Extract each line containing the string "name".
─── Data shown ───
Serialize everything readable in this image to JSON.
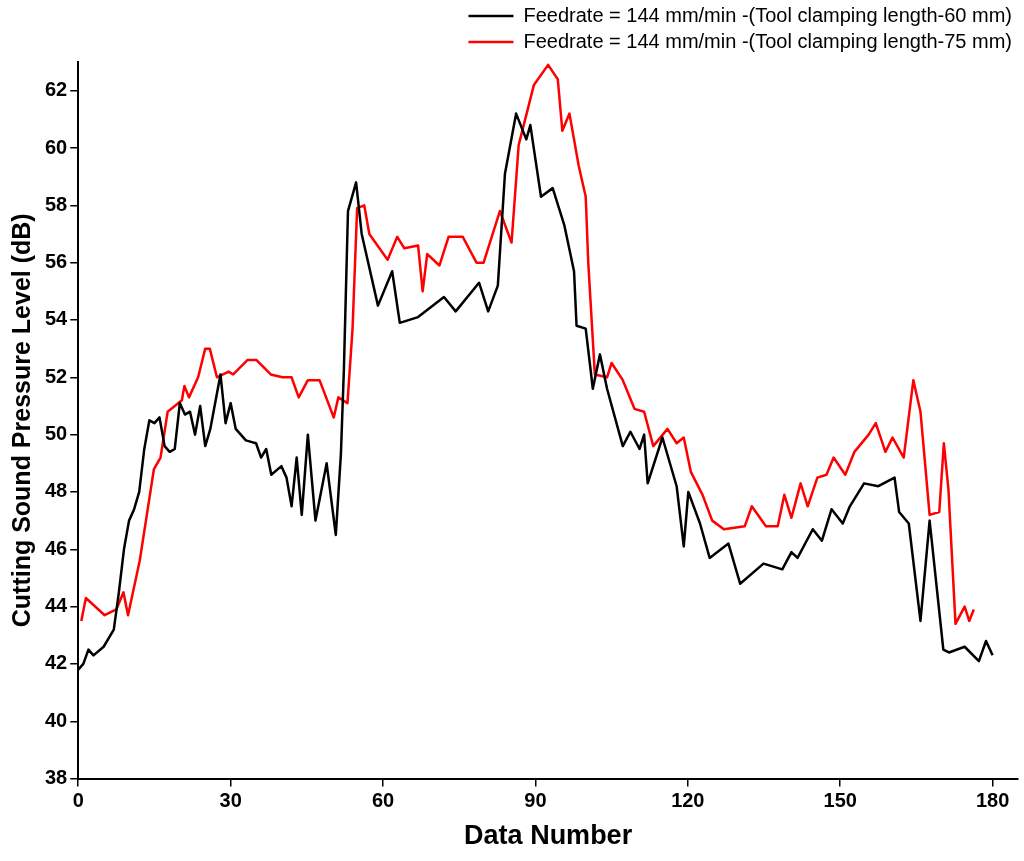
{
  "chart_data": {
    "type": "line",
    "xlabel": "Data Number",
    "ylabel": "Cutting Sound Pressure Level (dB)",
    "xlim": [
      0,
      185
    ],
    "xticks": [
      0,
      30,
      60,
      90,
      120,
      150,
      180
    ],
    "ylim": [
      38,
      63
    ],
    "yticks": [
      38,
      40,
      42,
      44,
      46,
      48,
      50,
      52,
      54,
      56,
      58,
      60,
      62
    ],
    "grid": false,
    "legend": "top right",
    "marker": "none",
    "line_style": "solid",
    "series": [
      {
        "name": "Feedrate = 144 mm/min -(Tool clamping length-60 mm)",
        "color": "#000000",
        "x": [
          0,
          1,
          2,
          3,
          5,
          7,
          8,
          9,
          10,
          11,
          12,
          13,
          14,
          15,
          16,
          17,
          18,
          19,
          20,
          21,
          22,
          23,
          24,
          25,
          26,
          28,
          29,
          30,
          31,
          33,
          35,
          36,
          37,
          38,
          40,
          41,
          42,
          43,
          44,
          45.2,
          46.7,
          48.9,
          50.7,
          51.7,
          52.3,
          53.1,
          54.7,
          55.8,
          59,
          61.8,
          63.3,
          66.9,
          72,
          74.3,
          78.9,
          80.7,
          82.6,
          84,
          86.2,
          88.2,
          89,
          91.1,
          93.4,
          95.7,
          97.6,
          98.1,
          99.9,
          101.3,
          102.7,
          104.1,
          107.2,
          108.7,
          110.5,
          111.4,
          112.1,
          115,
          117.8,
          119.2,
          120.1,
          122.4,
          124.3,
          128,
          130.3,
          134.9,
          138.6,
          140.4,
          141.6,
          144.6,
          146.4,
          148.3,
          150.5,
          151.9,
          154.7,
          157.5,
          160.7,
          161.6,
          163.5,
          165.8,
          167.6,
          170.3,
          171.4,
          174.5,
          177.3,
          178.7,
          180
        ],
        "values": [
          41.8,
          42,
          42.5,
          42.3,
          42.6,
          43.2,
          44.5,
          46,
          47,
          47.4,
          48,
          49.5,
          50.5,
          50.4,
          50.6,
          49.6,
          49.4,
          49.5,
          51.1,
          50.7,
          50.8,
          50,
          51,
          49.6,
          50.2,
          52.1,
          50.4,
          51.1,
          50.2,
          49.8,
          49.7,
          49.2,
          49.5,
          48.6,
          48.9,
          48.5,
          47.5,
          49.2,
          47.2,
          50,
          47,
          49,
          46.5,
          49.3,
          52.3,
          57.8,
          58.8,
          57,
          54.5,
          55.7,
          53.9,
          54.1,
          54.8,
          54.3,
          55.3,
          54.3,
          55.2,
          59.1,
          61.2,
          60.3,
          60.8,
          58.3,
          58.6,
          57.3,
          55.7,
          53.8,
          53.7,
          51.6,
          52.8,
          51.6,
          49.6,
          50.1,
          49.5,
          50,
          48.3,
          49.9,
          48.2,
          46.1,
          48,
          46.9,
          45.7,
          46.2,
          44.8,
          45.5,
          45.3,
          45.9,
          45.7,
          46.7,
          46.3,
          47.4,
          46.9,
          47.5,
          48.3,
          48.2,
          48.5,
          47.3,
          46.9,
          43.5,
          47,
          42.5,
          42.4,
          42.6,
          42.1,
          42.8,
          42.3
        ]
      },
      {
        "name": "Feedrate = 144 mm/min -(Tool clamping length-75 mm)",
        "color": "#ff0000",
        "x": [
          0.6,
          1.5,
          5.2,
          7.5,
          8.9,
          9.8,
          12.1,
          14.9,
          16.2,
          17.6,
          20.4,
          20.9,
          21.8,
          23.6,
          25,
          25.9,
          27.3,
          29.6,
          30.5,
          33.3,
          35.1,
          37.9,
          40.2,
          42,
          43.4,
          45.2,
          47.5,
          50.3,
          51.2,
          53,
          54,
          54.9,
          56.3,
          57.3,
          60.9,
          62.8,
          64.2,
          66.9,
          67.8,
          68.7,
          71.1,
          72.9,
          75.7,
          78.4,
          79.8,
          83,
          85.3,
          86.7,
          89.7,
          92.5,
          94.4,
          95.3,
          96.7,
          98.5,
          99.9,
          100.4,
          101.7,
          104.1,
          105,
          107.2,
          109.5,
          111.4,
          113.2,
          116,
          117.8,
          119.2,
          120.6,
          122.9,
          124.8,
          127.1,
          131.2,
          132.6,
          135.4,
          137.7,
          139,
          140.4,
          142.2,
          143.6,
          145.5,
          147.3,
          148.7,
          151,
          152.8,
          155.6,
          157,
          158.9,
          160.3,
          162.5,
          164.4,
          165.8,
          167.6,
          169.5,
          170.4,
          171.3,
          172.7,
          174.5,
          175.4,
          176.3
        ],
        "values": [
          43.5,
          44.3,
          43.7,
          43.9,
          44.5,
          43.7,
          45.6,
          48.8,
          49.2,
          50.8,
          51.2,
          51.7,
          51.3,
          52,
          53,
          53,
          52,
          52.2,
          52.1,
          52.6,
          52.6,
          52.1,
          52,
          52,
          51.3,
          51.9,
          51.9,
          50.6,
          51.3,
          51.1,
          53.7,
          57.9,
          58,
          57,
          56.1,
          56.9,
          56.5,
          56.6,
          55,
          56.3,
          55.9,
          56.9,
          56.9,
          56,
          56,
          57.8,
          56.7,
          60.1,
          62.2,
          62.9,
          62.4,
          60.6,
          61.2,
          59.4,
          58.3,
          56,
          52.1,
          52,
          52.5,
          51.9,
          50.9,
          50.8,
          49.6,
          50.2,
          49.7,
          49.9,
          48.7,
          47.9,
          47,
          46.7,
          46.8,
          47.5,
          46.8,
          46.8,
          47.9,
          47.1,
          48.3,
          47.5,
          48.5,
          48.6,
          49.2,
          48.6,
          49.4,
          50,
          50.4,
          49.4,
          49.9,
          49.2,
          51.9,
          50.8,
          47.2,
          47.3,
          49.7,
          48.1,
          43.4,
          44,
          43.5,
          43.9
        ]
      }
    ]
  }
}
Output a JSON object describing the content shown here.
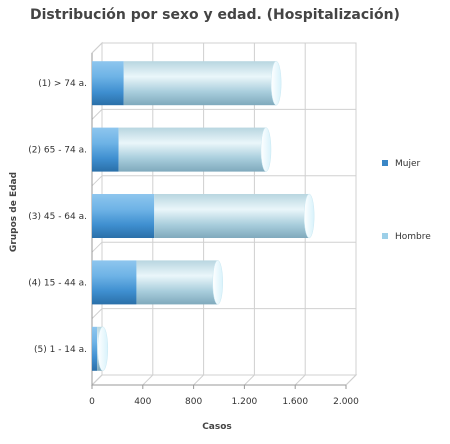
{
  "chart_data": {
    "type": "bar",
    "orientation": "horizontal",
    "stacked": true,
    "style": "3d-cylinder",
    "title": "Distribución por sexo y edad. (Hospitalización)",
    "xlabel": "Casos",
    "ylabel": "Grupos de Edad",
    "xlim": [
      0,
      2000
    ],
    "x_ticks": [
      "0",
      "400",
      "800",
      "1.200",
      "1.600",
      "2.000"
    ],
    "x_tick_values": [
      0,
      400,
      800,
      1200,
      1600,
      2000
    ],
    "categories": [
      "(1) > 74 a.",
      "(2) 65 - 74 a.",
      "(3) 45 - 64 a.",
      "(4) 15 - 44 a.",
      "(5) 1 - 14 a."
    ],
    "series": [
      {
        "name": "Mujer",
        "values": [
          250,
          210,
          490,
          350,
          40
        ],
        "color": "#3a86c6"
      },
      {
        "name": "Hombre",
        "values": [
          1200,
          1160,
          1220,
          640,
          45
        ],
        "color": "#9ccfe8"
      }
    ],
    "grid": true,
    "legend_position": "right"
  }
}
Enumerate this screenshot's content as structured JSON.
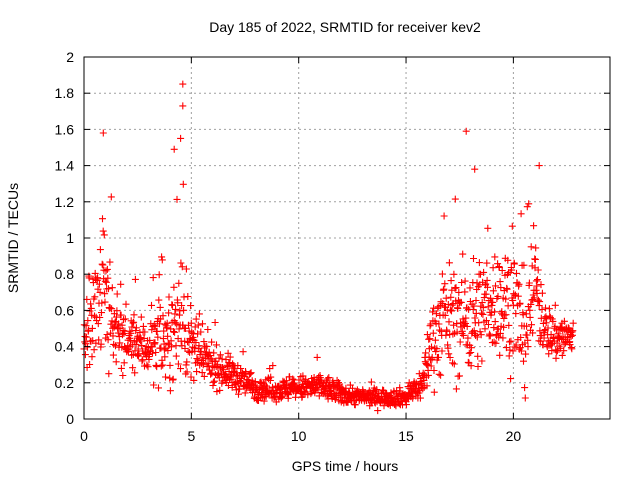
{
  "chart_data": {
    "type": "scatter",
    "title": "Day 185 of 2022, SRMTID for receiver kev2",
    "xlabel": "GPS time / hours",
    "ylabel": "SRMTID / TECUs",
    "xlim": [
      0,
      24.5
    ],
    "ylim": [
      0,
      2
    ],
    "x_ticks": [
      0,
      5,
      10,
      15,
      20
    ],
    "x_tick_labels": [
      "0",
      "5",
      "10",
      "15",
      "20"
    ],
    "y_ticks": [
      0,
      0.2,
      0.4,
      0.6,
      0.8,
      1,
      1.2,
      1.4,
      1.6,
      1.8,
      2
    ],
    "y_tick_labels": [
      "0",
      "0.2",
      "0.4",
      "0.6",
      "0.8",
      "1",
      "1.2",
      "1.4",
      "1.6",
      "1.8",
      "2"
    ],
    "grid": true,
    "marker": "+",
    "color": "#ff0000",
    "notable_points": [
      {
        "x": 4.6,
        "y": 1.85
      },
      {
        "x": 4.6,
        "y": 1.73
      },
      {
        "x": 0.9,
        "y": 1.58
      },
      {
        "x": 17.8,
        "y": 1.59
      },
      {
        "x": 4.2,
        "y": 1.49
      },
      {
        "x": 4.5,
        "y": 1.55
      },
      {
        "x": 21.2,
        "y": 1.4
      },
      {
        "x": 18.2,
        "y": 1.38
      }
    ],
    "envelope": [
      {
        "x": 0.0,
        "center": 0.4,
        "spread": 0.22
      },
      {
        "x": 0.5,
        "center": 0.62,
        "spread": 0.32
      },
      {
        "x": 1.0,
        "center": 0.7,
        "spread": 0.38
      },
      {
        "x": 1.5,
        "center": 0.5,
        "spread": 0.22
      },
      {
        "x": 2.0,
        "center": 0.42,
        "spread": 0.16
      },
      {
        "x": 3.0,
        "center": 0.4,
        "spread": 0.18
      },
      {
        "x": 4.0,
        "center": 0.45,
        "spread": 0.25
      },
      {
        "x": 4.6,
        "center": 0.6,
        "spread": 0.4
      },
      {
        "x": 5.0,
        "center": 0.38,
        "spread": 0.22
      },
      {
        "x": 6.0,
        "center": 0.3,
        "spread": 0.12
      },
      {
        "x": 7.0,
        "center": 0.24,
        "spread": 0.09
      },
      {
        "x": 8.0,
        "center": 0.17,
        "spread": 0.07
      },
      {
        "x": 9.0,
        "center": 0.16,
        "spread": 0.06
      },
      {
        "x": 10.0,
        "center": 0.17,
        "spread": 0.07
      },
      {
        "x": 11.0,
        "center": 0.18,
        "spread": 0.08
      },
      {
        "x": 12.0,
        "center": 0.14,
        "spread": 0.06
      },
      {
        "x": 13.0,
        "center": 0.12,
        "spread": 0.05
      },
      {
        "x": 14.0,
        "center": 0.12,
        "spread": 0.05
      },
      {
        "x": 15.0,
        "center": 0.12,
        "spread": 0.05
      },
      {
        "x": 15.8,
        "center": 0.2,
        "spread": 0.1
      },
      {
        "x": 16.2,
        "center": 0.45,
        "spread": 0.25
      },
      {
        "x": 17.0,
        "center": 0.55,
        "spread": 0.32
      },
      {
        "x": 18.0,
        "center": 0.55,
        "spread": 0.35
      },
      {
        "x": 19.0,
        "center": 0.65,
        "spread": 0.3
      },
      {
        "x": 20.0,
        "center": 0.65,
        "spread": 0.35
      },
      {
        "x": 20.5,
        "center": 0.45,
        "spread": 0.35
      },
      {
        "x": 21.0,
        "center": 0.75,
        "spread": 0.35
      },
      {
        "x": 21.5,
        "center": 0.5,
        "spread": 0.15
      },
      {
        "x": 22.0,
        "center": 0.45,
        "spread": 0.15
      },
      {
        "x": 22.8,
        "center": 0.45,
        "spread": 0.12
      }
    ],
    "x_max_data": 22.8,
    "approx_point_count": 1400
  }
}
───
> _Answer to this task_:
        "name": "Feedrate = 144 mm/min -(Tool clamping length-60 mm)",
        "name": "Feedrate = 144 mm/min -(Tool clamping length-75 mm)",
        "name": "Mujer",
        "name": "Hombre",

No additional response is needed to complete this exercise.